▸ **LISTING**

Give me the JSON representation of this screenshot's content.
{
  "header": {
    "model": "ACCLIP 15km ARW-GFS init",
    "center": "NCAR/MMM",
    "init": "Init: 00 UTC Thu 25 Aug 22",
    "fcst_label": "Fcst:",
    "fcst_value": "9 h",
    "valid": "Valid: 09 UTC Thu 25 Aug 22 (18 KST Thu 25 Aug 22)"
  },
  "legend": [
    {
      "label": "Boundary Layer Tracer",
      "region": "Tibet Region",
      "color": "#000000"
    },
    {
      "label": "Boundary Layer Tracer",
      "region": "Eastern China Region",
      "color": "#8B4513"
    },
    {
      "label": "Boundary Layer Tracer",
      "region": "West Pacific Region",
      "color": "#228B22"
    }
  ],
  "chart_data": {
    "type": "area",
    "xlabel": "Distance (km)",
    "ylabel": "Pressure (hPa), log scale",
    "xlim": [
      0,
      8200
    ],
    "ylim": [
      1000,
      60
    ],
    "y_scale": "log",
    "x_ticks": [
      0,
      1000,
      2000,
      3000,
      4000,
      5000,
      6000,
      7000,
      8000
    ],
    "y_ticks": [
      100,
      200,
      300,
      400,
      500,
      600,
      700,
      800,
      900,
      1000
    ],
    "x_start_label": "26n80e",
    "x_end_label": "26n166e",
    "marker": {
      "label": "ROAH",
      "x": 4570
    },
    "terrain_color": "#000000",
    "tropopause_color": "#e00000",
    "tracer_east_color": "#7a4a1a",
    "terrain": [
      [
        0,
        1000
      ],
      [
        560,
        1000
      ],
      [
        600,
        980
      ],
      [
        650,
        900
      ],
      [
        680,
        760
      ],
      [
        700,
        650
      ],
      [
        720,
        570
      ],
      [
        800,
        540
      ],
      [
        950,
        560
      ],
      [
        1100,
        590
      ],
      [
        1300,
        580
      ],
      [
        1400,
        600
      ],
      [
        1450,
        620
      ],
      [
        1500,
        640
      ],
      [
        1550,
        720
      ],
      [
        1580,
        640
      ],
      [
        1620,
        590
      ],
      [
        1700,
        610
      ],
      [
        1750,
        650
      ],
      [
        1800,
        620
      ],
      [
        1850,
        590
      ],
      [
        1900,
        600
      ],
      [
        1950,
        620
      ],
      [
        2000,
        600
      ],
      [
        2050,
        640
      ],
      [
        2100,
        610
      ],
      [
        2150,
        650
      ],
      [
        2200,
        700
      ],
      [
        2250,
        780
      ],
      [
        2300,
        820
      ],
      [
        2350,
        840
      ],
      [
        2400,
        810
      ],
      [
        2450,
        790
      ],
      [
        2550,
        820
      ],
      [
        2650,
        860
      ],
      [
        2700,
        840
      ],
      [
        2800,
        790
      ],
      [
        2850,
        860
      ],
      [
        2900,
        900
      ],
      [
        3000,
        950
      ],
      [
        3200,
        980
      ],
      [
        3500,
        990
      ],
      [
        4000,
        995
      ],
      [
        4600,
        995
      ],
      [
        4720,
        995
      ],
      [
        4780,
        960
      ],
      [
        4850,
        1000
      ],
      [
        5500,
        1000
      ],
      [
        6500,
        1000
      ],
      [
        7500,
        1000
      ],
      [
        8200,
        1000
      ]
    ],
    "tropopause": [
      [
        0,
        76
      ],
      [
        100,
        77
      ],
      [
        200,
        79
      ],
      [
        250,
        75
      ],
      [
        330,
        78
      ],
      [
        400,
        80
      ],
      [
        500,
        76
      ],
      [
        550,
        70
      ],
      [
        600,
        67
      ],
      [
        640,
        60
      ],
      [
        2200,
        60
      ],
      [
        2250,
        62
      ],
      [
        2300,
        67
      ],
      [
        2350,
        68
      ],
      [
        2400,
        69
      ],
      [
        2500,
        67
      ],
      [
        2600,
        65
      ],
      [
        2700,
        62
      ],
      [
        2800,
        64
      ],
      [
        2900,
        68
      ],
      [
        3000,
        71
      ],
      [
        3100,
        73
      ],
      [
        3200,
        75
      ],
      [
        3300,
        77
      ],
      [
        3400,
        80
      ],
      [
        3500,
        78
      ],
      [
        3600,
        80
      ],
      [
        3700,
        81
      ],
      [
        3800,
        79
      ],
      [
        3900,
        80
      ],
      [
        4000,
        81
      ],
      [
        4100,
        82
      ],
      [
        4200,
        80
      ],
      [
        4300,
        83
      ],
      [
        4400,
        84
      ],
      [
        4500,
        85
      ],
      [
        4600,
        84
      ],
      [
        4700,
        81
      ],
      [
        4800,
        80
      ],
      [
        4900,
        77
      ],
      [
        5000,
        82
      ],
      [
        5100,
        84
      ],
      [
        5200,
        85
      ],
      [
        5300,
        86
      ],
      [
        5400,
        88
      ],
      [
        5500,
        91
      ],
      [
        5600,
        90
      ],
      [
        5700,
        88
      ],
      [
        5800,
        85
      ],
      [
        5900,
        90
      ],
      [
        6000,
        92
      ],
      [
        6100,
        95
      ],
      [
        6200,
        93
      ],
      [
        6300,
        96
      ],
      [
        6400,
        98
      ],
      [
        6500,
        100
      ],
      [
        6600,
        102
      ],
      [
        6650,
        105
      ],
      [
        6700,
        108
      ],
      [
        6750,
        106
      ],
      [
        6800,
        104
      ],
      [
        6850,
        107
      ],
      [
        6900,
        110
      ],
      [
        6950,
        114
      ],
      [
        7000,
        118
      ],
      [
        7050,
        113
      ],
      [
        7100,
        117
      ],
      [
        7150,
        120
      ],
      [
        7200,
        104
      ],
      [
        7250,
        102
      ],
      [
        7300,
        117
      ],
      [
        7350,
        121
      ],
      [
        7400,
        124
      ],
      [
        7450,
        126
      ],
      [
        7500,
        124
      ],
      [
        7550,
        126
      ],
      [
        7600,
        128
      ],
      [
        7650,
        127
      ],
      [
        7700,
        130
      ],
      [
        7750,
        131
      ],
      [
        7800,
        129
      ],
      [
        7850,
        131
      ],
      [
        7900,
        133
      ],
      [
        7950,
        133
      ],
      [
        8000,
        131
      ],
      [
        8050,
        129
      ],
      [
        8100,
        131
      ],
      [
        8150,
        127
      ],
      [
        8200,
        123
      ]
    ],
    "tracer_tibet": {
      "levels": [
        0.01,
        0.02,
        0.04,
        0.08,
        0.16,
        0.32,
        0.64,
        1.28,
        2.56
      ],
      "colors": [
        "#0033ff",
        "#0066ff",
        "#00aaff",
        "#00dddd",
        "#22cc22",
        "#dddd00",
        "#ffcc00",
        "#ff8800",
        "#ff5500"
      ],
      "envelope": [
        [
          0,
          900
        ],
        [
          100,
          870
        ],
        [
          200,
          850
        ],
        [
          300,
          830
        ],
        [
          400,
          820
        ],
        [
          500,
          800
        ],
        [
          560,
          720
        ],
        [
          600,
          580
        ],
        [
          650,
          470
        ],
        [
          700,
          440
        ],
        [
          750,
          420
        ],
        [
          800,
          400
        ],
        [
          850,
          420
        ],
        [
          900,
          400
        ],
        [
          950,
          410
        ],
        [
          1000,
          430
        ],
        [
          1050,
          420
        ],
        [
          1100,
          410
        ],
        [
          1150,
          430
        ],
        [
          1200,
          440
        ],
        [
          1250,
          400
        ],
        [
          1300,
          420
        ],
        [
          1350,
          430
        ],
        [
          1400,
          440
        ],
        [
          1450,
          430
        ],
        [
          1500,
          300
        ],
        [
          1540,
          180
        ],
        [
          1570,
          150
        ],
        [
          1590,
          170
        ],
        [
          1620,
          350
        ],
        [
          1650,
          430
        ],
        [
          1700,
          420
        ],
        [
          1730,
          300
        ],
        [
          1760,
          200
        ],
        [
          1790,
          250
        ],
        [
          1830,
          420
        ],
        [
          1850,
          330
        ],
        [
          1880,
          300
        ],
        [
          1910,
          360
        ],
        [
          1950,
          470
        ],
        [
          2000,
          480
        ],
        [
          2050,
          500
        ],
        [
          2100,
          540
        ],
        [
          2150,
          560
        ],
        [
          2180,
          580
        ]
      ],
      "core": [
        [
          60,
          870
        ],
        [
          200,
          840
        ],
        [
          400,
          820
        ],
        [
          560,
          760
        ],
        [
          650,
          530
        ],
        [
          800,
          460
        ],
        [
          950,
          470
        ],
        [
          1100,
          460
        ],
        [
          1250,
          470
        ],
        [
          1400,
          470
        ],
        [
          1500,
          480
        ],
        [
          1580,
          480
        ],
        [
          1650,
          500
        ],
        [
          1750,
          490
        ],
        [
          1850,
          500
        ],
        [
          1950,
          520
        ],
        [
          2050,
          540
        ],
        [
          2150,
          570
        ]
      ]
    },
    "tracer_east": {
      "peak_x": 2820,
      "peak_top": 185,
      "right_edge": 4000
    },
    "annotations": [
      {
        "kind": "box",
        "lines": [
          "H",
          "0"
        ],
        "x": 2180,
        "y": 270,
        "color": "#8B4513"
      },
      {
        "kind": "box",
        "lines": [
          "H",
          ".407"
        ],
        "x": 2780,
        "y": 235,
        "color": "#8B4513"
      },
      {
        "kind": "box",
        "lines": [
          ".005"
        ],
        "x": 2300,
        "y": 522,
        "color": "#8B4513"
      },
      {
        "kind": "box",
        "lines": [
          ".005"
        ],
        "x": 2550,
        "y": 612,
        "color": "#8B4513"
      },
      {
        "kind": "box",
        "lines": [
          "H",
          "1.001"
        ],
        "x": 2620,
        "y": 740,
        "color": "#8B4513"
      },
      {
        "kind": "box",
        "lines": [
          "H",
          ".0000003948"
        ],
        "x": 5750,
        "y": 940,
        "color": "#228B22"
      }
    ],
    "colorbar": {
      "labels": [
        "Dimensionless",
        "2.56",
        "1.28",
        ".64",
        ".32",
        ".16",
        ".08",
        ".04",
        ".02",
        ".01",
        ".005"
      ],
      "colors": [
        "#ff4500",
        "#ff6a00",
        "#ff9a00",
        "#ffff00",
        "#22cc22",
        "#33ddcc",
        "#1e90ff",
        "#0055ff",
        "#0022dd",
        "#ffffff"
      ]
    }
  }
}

▸ **AIM OF THE TASK**
Copy all lines from the material that contain "init".

▸ **COMPLETED EXERCISE**
    "model": "ACCLIP 15km ARW-GFS init",
    "init": "Init: 00 UTC Thu 25 Aug 22",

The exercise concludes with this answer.